::: RAW RECORDS :::

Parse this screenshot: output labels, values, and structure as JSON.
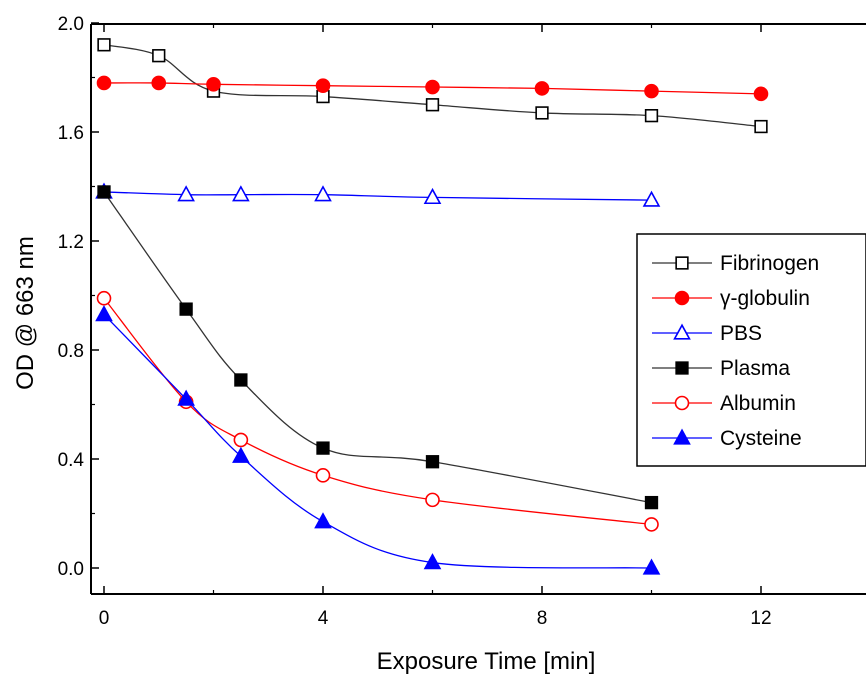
{
  "chart_data": {
    "type": "line",
    "title": "",
    "xlabel": "Exposure Time [min]",
    "ylabel": "OD @ 663 nm",
    "xlim": [
      -0.2,
      14
    ],
    "ylim": [
      -0.2,
      2.0
    ],
    "xticks": [
      0,
      4,
      8,
      12
    ],
    "xtick_labels": [
      "0",
      "4",
      "8",
      "12"
    ],
    "yticks": [
      0.0,
      0.4,
      0.8,
      1.2,
      1.6,
      2.0
    ],
    "ytick_labels": [
      "0.0",
      "0.4",
      "0.8",
      "1.2",
      "1.6",
      "2.0"
    ],
    "grid": false,
    "legend_position": "right",
    "series": [
      {
        "name": "Fibrinogen",
        "marker": "square",
        "filled": false,
        "color": "#000000",
        "line_color": "#333333",
        "x": [
          0,
          1,
          2,
          4,
          6,
          8,
          10,
          12
        ],
        "y": [
          1.92,
          1.88,
          1.75,
          1.73,
          1.7,
          1.67,
          1.66,
          1.62
        ]
      },
      {
        "name": "γ-globulin",
        "marker": "circle",
        "filled": true,
        "color": "#ff0000",
        "line_color": "#ff0000",
        "x": [
          0,
          1,
          2,
          4,
          6,
          8,
          10,
          12
        ],
        "y": [
          1.78,
          1.78,
          1.775,
          1.77,
          1.765,
          1.76,
          1.75,
          1.74
        ]
      },
      {
        "name": "PBS",
        "marker": "triangle",
        "filled": false,
        "color": "#0000ff",
        "line_color": "#0000ff",
        "x": [
          0,
          1.5,
          2.5,
          4,
          6,
          10
        ],
        "y": [
          1.38,
          1.37,
          1.37,
          1.37,
          1.36,
          1.35
        ]
      },
      {
        "name": "Plasma",
        "marker": "square",
        "filled": true,
        "color": "#000000",
        "line_color": "#333333",
        "x": [
          0,
          1.5,
          2.5,
          4,
          6,
          10
        ],
        "y": [
          1.38,
          0.95,
          0.69,
          0.44,
          0.39,
          0.24
        ]
      },
      {
        "name": "Albumin",
        "marker": "circle",
        "filled": false,
        "color": "#ff0000",
        "line_color": "#ff0000",
        "x": [
          0,
          1.5,
          2.5,
          4,
          6,
          10
        ],
        "y": [
          0.99,
          0.61,
          0.47,
          0.34,
          0.25,
          0.16
        ]
      },
      {
        "name": "Cysteine",
        "marker": "triangle",
        "filled": true,
        "color": "#0000ff",
        "line_color": "#0000ff",
        "x": [
          0,
          1.5,
          2.5,
          4,
          6,
          10
        ],
        "y": [
          0.93,
          0.62,
          0.41,
          0.17,
          0.02,
          0.0
        ]
      }
    ]
  }
}
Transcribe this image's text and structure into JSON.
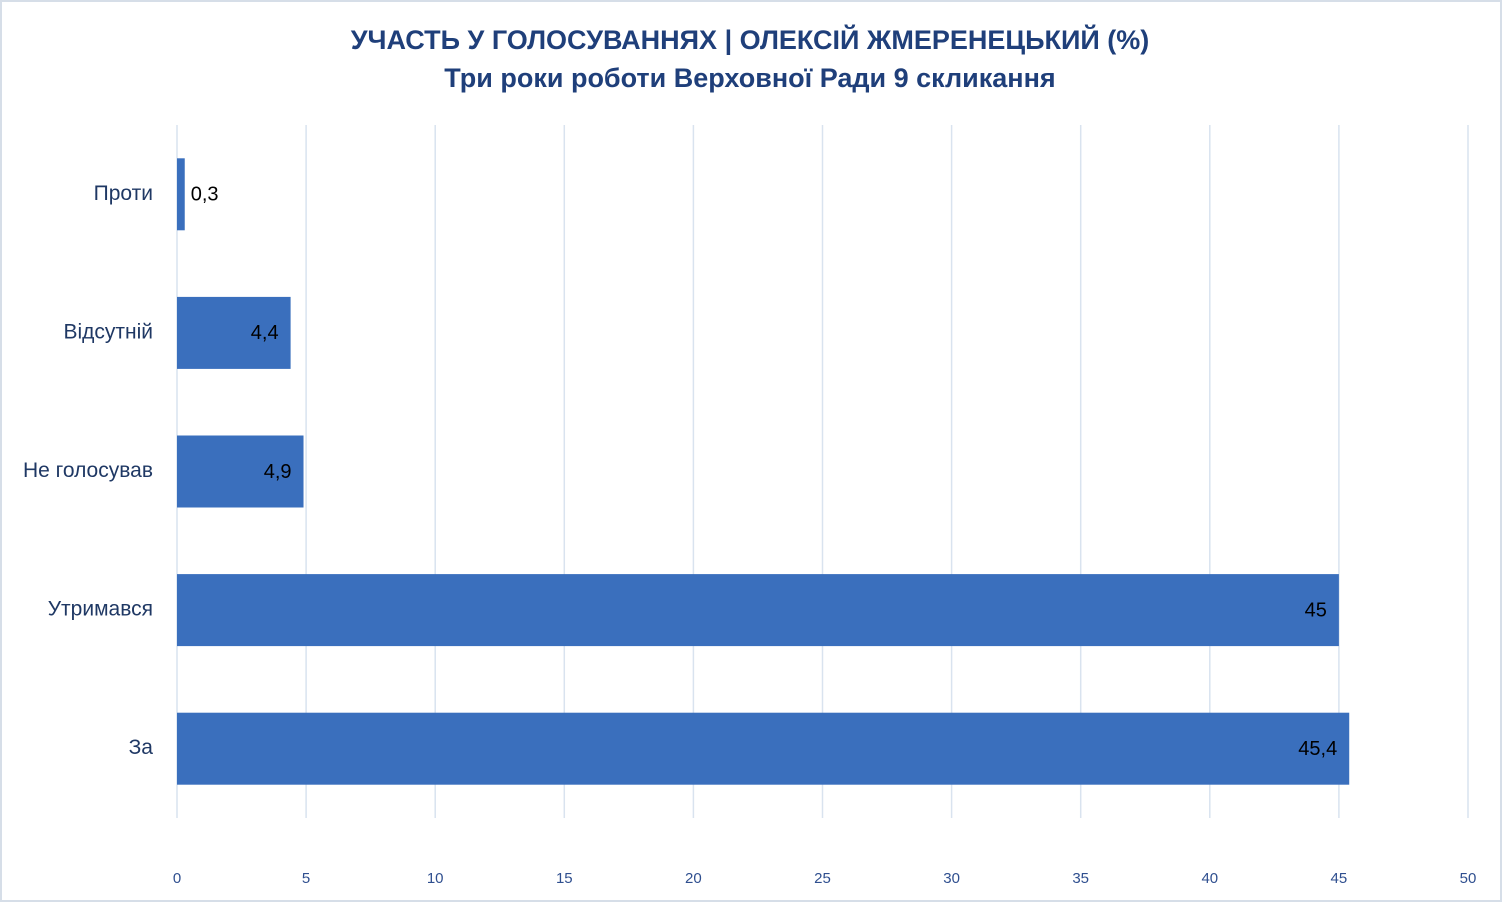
{
  "chart_data": {
    "type": "hbar",
    "title": "УЧАСТЬ У ГОЛОСУВАННЯХ  | ОЛЕКСІЙ ЖМЕРЕНЕЦЬКИЙ (%)",
    "subtitle": "Три роки роботи Верховної Ради 9 скликання",
    "categories": [
      "Проти",
      "Відсутній",
      "Не голосував",
      "Утримався",
      "За"
    ],
    "values": [
      0.3,
      4.4,
      4.9,
      45,
      45.4
    ],
    "value_labels": [
      "0,3",
      "4,4",
      "4,9",
      "45",
      "45,4"
    ],
    "color": "#3a6fbd",
    "xlim": [
      0,
      50
    ],
    "xticks": [
      0,
      5,
      10,
      15,
      20,
      25,
      30,
      35,
      40,
      45,
      50
    ],
    "grid": true
  }
}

:::

■ **GIVEN INSTRUCTION**
Identify the lines above with the word "JSON". Copy them.

■ **COMPLETED TASK**
Parse this screenshot: output labels, values, and structure as JSON.
Transcribe this image's text and structure into JSON.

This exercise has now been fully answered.